- Set problem -
Present each line of the entries below that holds the word "вторичных".
──────── Records provided ────────
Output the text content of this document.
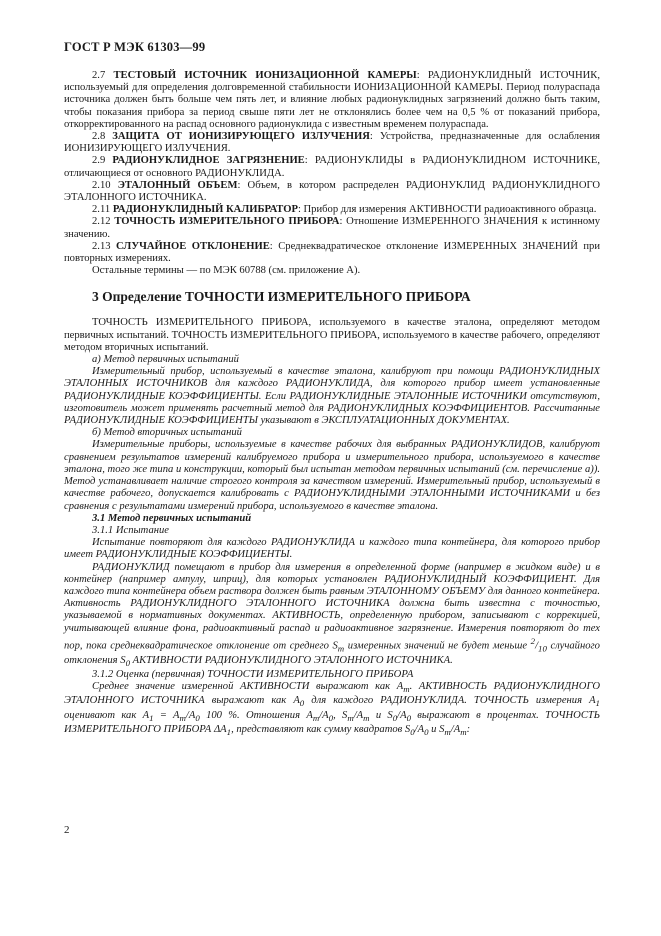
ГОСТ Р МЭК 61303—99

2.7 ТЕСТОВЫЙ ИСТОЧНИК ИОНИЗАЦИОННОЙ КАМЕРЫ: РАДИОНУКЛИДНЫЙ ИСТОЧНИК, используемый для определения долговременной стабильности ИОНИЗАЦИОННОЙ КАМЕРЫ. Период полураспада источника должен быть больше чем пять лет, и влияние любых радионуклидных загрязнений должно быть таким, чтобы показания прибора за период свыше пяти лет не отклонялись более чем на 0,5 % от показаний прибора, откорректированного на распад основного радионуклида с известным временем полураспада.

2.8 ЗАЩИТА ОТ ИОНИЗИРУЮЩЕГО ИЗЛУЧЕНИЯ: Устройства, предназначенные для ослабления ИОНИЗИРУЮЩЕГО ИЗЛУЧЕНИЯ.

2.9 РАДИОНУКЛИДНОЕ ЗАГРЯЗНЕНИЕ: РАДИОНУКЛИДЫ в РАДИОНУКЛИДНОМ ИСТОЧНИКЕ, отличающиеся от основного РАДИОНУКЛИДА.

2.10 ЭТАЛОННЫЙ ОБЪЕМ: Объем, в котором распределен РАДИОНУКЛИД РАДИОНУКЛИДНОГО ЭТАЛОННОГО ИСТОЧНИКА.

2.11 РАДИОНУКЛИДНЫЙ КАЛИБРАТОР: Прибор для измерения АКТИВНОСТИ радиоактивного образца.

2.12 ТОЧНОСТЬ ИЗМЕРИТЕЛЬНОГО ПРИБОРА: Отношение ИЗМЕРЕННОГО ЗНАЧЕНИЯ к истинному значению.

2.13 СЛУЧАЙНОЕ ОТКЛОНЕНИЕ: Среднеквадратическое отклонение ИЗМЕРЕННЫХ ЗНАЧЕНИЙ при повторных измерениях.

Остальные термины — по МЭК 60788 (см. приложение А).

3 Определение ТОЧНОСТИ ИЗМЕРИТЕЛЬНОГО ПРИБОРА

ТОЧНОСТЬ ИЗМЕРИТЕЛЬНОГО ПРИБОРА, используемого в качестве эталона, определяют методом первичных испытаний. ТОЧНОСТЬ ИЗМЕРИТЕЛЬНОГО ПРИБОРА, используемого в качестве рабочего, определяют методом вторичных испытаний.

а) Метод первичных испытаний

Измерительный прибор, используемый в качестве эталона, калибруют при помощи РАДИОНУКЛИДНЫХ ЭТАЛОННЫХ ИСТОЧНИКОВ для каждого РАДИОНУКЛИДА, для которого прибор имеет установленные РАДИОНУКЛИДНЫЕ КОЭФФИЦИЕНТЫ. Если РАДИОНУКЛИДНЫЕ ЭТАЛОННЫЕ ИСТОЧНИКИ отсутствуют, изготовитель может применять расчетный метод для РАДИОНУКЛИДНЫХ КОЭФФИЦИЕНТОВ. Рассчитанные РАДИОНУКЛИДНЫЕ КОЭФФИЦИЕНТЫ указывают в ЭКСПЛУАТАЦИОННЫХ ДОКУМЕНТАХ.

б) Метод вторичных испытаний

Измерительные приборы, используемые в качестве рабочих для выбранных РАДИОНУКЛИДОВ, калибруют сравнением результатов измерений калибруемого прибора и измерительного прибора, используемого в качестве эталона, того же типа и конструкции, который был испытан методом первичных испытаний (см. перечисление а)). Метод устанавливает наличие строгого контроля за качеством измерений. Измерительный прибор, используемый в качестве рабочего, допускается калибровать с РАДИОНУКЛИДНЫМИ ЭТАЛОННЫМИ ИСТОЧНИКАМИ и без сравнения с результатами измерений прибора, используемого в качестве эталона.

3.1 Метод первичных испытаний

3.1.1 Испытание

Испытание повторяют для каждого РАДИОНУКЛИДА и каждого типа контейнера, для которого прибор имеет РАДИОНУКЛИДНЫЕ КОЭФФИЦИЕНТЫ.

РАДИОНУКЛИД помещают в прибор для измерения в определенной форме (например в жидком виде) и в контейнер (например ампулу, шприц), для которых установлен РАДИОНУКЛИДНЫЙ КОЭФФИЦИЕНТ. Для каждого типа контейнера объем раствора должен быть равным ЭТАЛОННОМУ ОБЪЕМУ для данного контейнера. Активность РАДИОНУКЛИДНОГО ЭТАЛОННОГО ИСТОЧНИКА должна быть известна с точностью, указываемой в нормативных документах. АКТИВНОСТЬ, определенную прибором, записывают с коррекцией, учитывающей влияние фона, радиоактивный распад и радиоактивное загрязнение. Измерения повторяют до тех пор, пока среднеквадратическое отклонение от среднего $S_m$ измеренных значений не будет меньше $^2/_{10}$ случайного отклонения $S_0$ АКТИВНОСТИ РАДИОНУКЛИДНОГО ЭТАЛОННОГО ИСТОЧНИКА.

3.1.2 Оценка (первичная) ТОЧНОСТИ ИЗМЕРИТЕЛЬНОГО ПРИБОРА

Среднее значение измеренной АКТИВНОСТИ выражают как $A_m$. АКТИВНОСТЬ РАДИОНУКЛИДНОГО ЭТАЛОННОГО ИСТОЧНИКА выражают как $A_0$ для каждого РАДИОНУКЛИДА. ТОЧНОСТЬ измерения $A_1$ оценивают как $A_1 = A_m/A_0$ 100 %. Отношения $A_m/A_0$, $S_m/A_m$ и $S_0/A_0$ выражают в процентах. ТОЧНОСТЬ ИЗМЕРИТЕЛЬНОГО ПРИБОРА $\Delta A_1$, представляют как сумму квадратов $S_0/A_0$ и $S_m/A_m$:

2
────────
──────── Records provided ────────
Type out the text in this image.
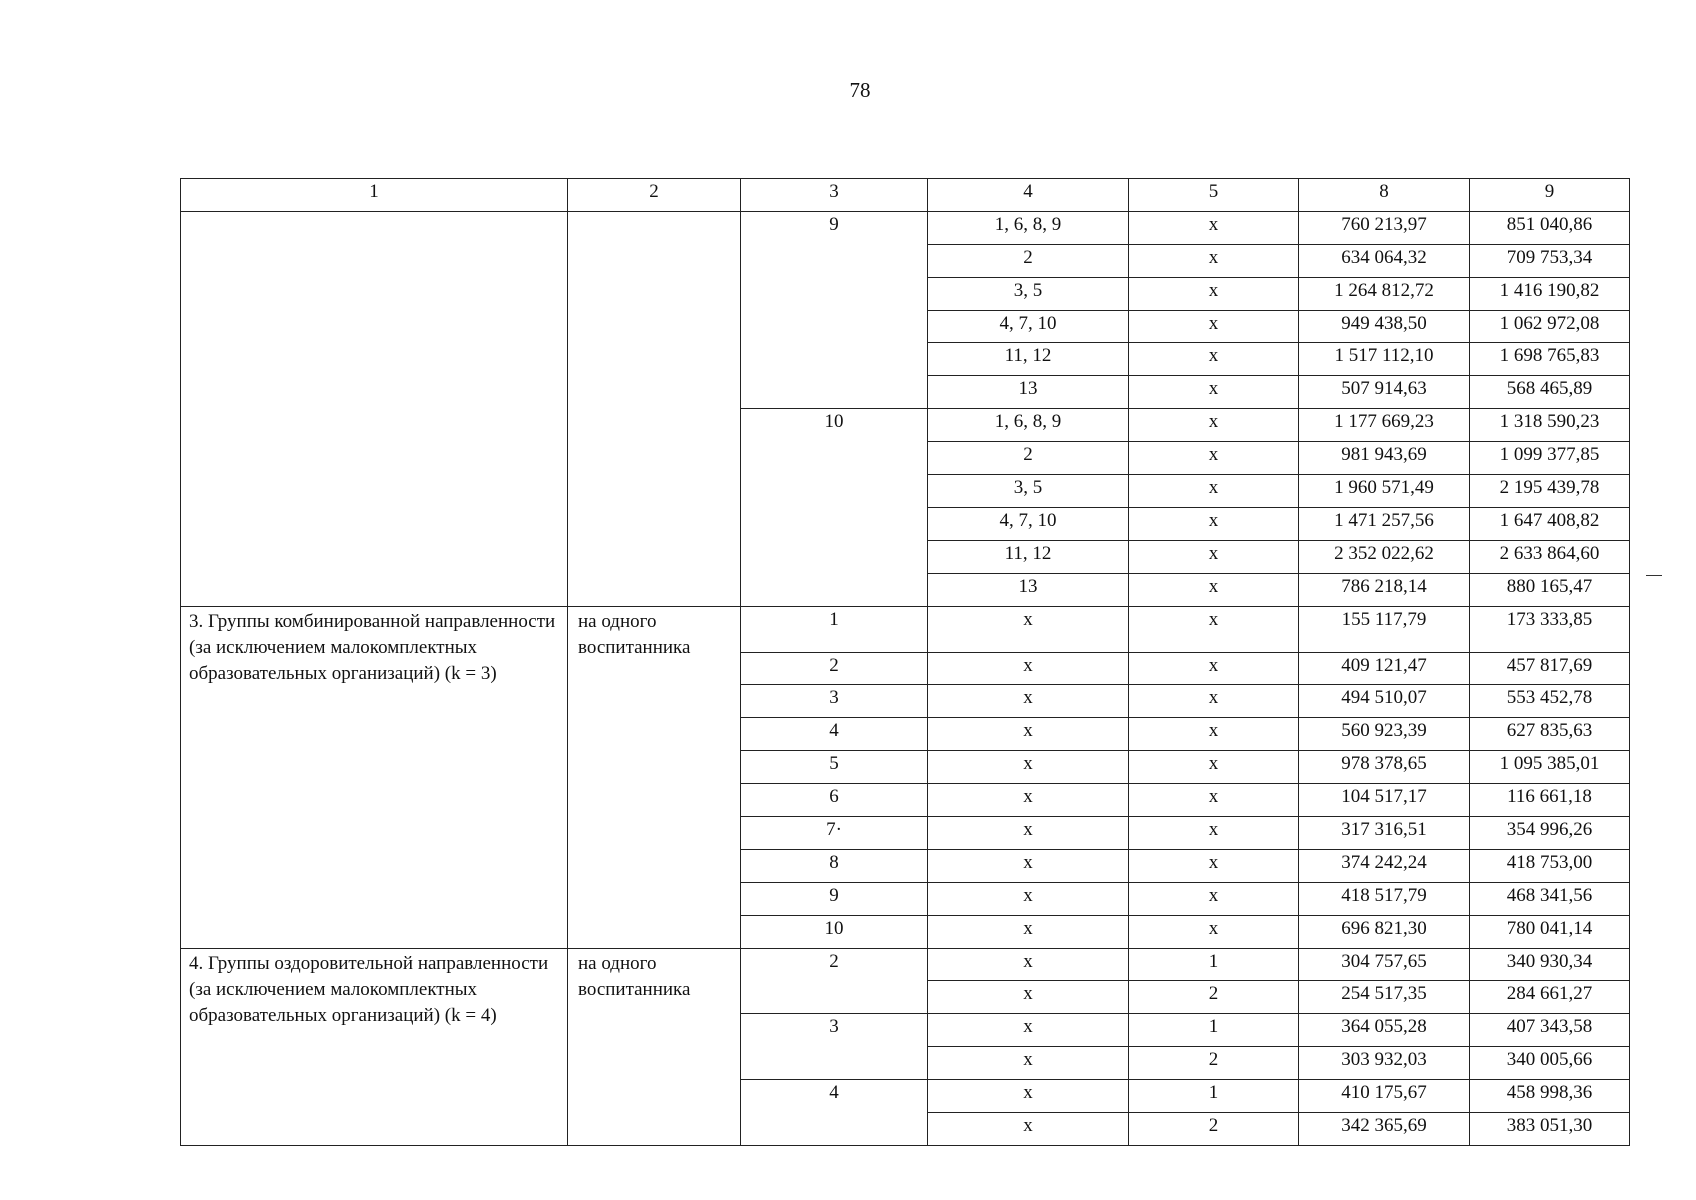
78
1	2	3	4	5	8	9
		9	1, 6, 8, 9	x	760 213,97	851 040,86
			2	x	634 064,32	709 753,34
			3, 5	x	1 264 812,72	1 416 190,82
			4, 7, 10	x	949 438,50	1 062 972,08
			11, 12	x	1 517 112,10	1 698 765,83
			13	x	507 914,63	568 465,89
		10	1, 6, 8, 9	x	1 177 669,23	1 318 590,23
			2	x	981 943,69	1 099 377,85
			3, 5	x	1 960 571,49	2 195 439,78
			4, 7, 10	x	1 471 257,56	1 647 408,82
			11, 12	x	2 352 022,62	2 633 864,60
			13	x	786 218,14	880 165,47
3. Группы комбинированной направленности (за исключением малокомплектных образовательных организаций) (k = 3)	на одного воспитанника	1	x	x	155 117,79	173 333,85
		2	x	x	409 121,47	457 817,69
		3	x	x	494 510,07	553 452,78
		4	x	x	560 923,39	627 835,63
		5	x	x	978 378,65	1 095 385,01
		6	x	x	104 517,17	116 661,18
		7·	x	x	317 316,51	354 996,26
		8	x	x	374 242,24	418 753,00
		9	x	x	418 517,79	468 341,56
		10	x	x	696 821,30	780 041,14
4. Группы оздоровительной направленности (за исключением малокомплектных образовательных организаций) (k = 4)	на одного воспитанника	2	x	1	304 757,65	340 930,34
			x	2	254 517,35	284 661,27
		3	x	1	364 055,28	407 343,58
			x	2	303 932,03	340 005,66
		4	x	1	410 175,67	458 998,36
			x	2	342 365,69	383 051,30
────────
- Worked answer -
ТОЧНОСТЬ ИЗМЕРИТЕЛЬНОГО ПРИБОРА, используемого в качестве эталона, определяют методом первичных испытаний. ТОЧНОСТЬ ИЗМЕРИТЕЛЬНОГО ПРИБОРА, используемого в качестве рабочего, определяют методом вторичных испытаний.
б) Метод вторичных испытаний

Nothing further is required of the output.